> _Set problem 1_: In the roadmap for adaptive AI hardware below, copy the passage from "Staged roadmap with" to "small silicon prototypes." word for word.
> _Set problem 2_: Write what comes next in the text below on adaptive in-memory AI hardware, starting after its final sentence.

> _Document section_:
— BEGIN —
Architectures that adapt to workload shape: Design fabrics that natively accommodate transformers, large GNNs, and hybrid AI–physics models, not just CNNs. Concretely: heterogeneous memory planes co-packaged with reconfigurable compute islands; precision-morphing datapaths (binary → int4 → fp8) exposed via a thin control API; and telemetry hooks (utilization, queueing, bit-toggle activity) surfaced at μs–ms cadence for software to steer placement and precision online.

(2)

Mapping and scheduling as living systems: Elevate mapping from a one-time compile step to a continuous control loop: policy controllers (RL/GNN or rule-learned surrogates) that re-tile, re-pipeline, and re-place subgraphs as workload mix changes; fast-path reconfiguration primitives (hot-swap kernels, patchable tiling) with bounded replan latency; and multi-objective envelopes that balance latency, energy, and accuracy with explicit guardrails so service level objectives (SLOs) aren’t violated.

(3)

Compilers as the cross-layer glue: Make the compiler the shared language of the stack: a unified IR that encodes operator semantics, layout/precision constraints, and device capabilities in the same graph; online profiling passes that ingest hardware telemetry and update cost models at runtime; and auto-specialization that emits per-fabric kernels from a common schedule, with plug-in passes for quantization, sparsity, and dataflow.

(4)

Benchmarking as an open, evolving standard: Shift evaluation from one-off point metrics to portable, replayable execution graphs: a public suite pairing canonical AI models (ResNet, BERT, GNNs) and domain workloads (edge sensing, bio, scientific) with reference execution graphs; core metrics reported uniformly (EDP, energy/inference, latency at batch = 1/streaming, utilization, accuracy under target precision); and governance via versioned releases and community PRs so the suite evolves with models and hardware.

(5)

Staged roadmap with measurable deliverables: Near term (1–3 years): telemetry-first microarchitectures (per-op counters, queue depth, bit-toggle stats) with stable APIs; runtime-aware compiler passes (profile-guided tiling/placement) and policy stubs for limited online remapping; starter execution-graph packs (CNN/Transformer/GNN) with replay scripts for simulators and small silicon prototypes.

Mid term (3–6 years): heterogeneous PIM fabrics that switch precision/dataflow at run time and accept mapping updates without recompilation; controllers upgraded to closed-loop mapping with verified guardrails (e.g., ≤2% accuracy drift, ≤5 ms replan); v2/v3 benchmarks with cross-vendor runners and mandatory utilization/EDP reporting.

Long term (6–10 years): a self-optimizing ecosystem where compiler ↔ mapper ↔ fabric form a single adaptive system learning from workload traces; multi-fabric portability from the same model + IR + policy across DRAM/SRAM/eNVM PIM with bounded QoS deltas; and open governance so new models/devices slot in without redesign.
— END —
> _Recorded information_:
— BEGIN —
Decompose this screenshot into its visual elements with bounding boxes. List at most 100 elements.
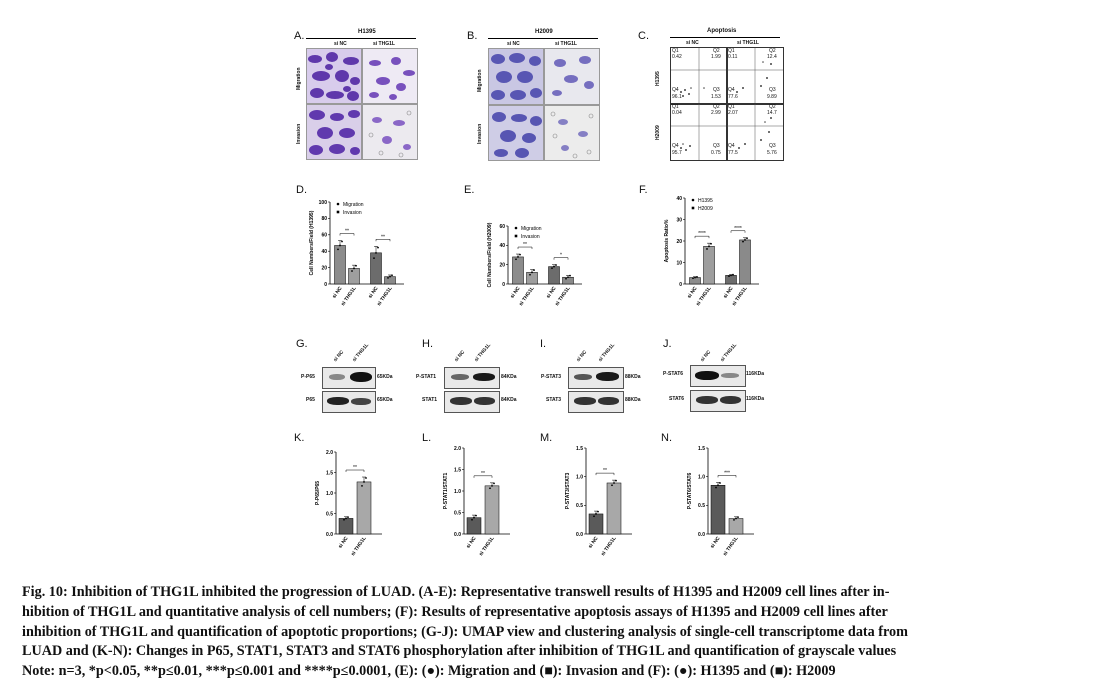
— END —
> _Exercise response 1_:
Staged roadmap with measurable deliverables: Near term (1–3 years): telemetry-first microarchitectures (per-op counters, queue depth, bit-toggle stats) with stable APIs; runtime-aware compiler passes (profile-guided tiling/placement) and policy stubs for limited online remapping; starter execution-graph packs (CNN/Transformer/GNN) with replay scripts for simulators and small silicon prototypes.

> _Exercise response 2_:
As summarized in Figure 7, the path toward practical DNN deployment on PIM/IMC systems can be organized as a staged progression from foundational benchmarking and architecture–mapping co-design to learning-augmented mapping, unified evaluation, and eventual deployment standardization. This roadmap emphasizes that meaningful progress depends not on isolated advances at a single layer, but on coordinated development across hardware design, mapping intelligence, compiler infrastructure, benchmarking practice, and industrial interoperability.

10. Conclusions

Deep neural network deployment on processing-in-memory (PIM) and in-memory computing (IMC) platforms is moving through a critical transition. Since 2019, the field has progressed from device-specific prototypes and static, rule-based mappers to compiler-integrated frameworks that combine graph-aware scheduling, evolutionary search, and learning-driven design space exploration. This survey synthesizes that evolution across four tightly coupled axes: hardware substrates, mapping and scheduling strategies, compiler toolchains, and benchmarking infrastructure, drawing insights from more than twenty representative platforms reported between 2019 and 2025. While the trajectory signals growing maturity, four persistent barriers continue to limit scalable, production-grade adoption:

1.

Fragmented evaluation standards. The absence of open, execution-graph benchmarks with shared metrics impedes reproducibility and cross-platform comparability.

2.

Narrow workload coverage and limited training support. Most frameworks remain tuned to CNN inference, with insufficient optimization for transformers, large-scale GNNs, diffusion models, and on-device training, fine-tuning, and continual learning.

3.

Simulation-dominated validation. Heavy reliance on idealized models inflates performance claims; only a minority of systems are validated on silicon under realistic non-idealities (thermal drift, device and process variation, fault resilience).

4.

Weak cross-layer integration. Pruning and quantization are common but rarely co-designed with device-aware scheduling or adaptive runtime control, leaving efficiency and robustness unrealized.

These issues are compounded by fragmented datasets and inconsistent reporting (e.g., mismatched model variants, batch sizes, and metrics), which undermine transparency and slow technology transfer.

To address these challenges, we adopt the five-phase roadmap summarized in Figure 7:

1.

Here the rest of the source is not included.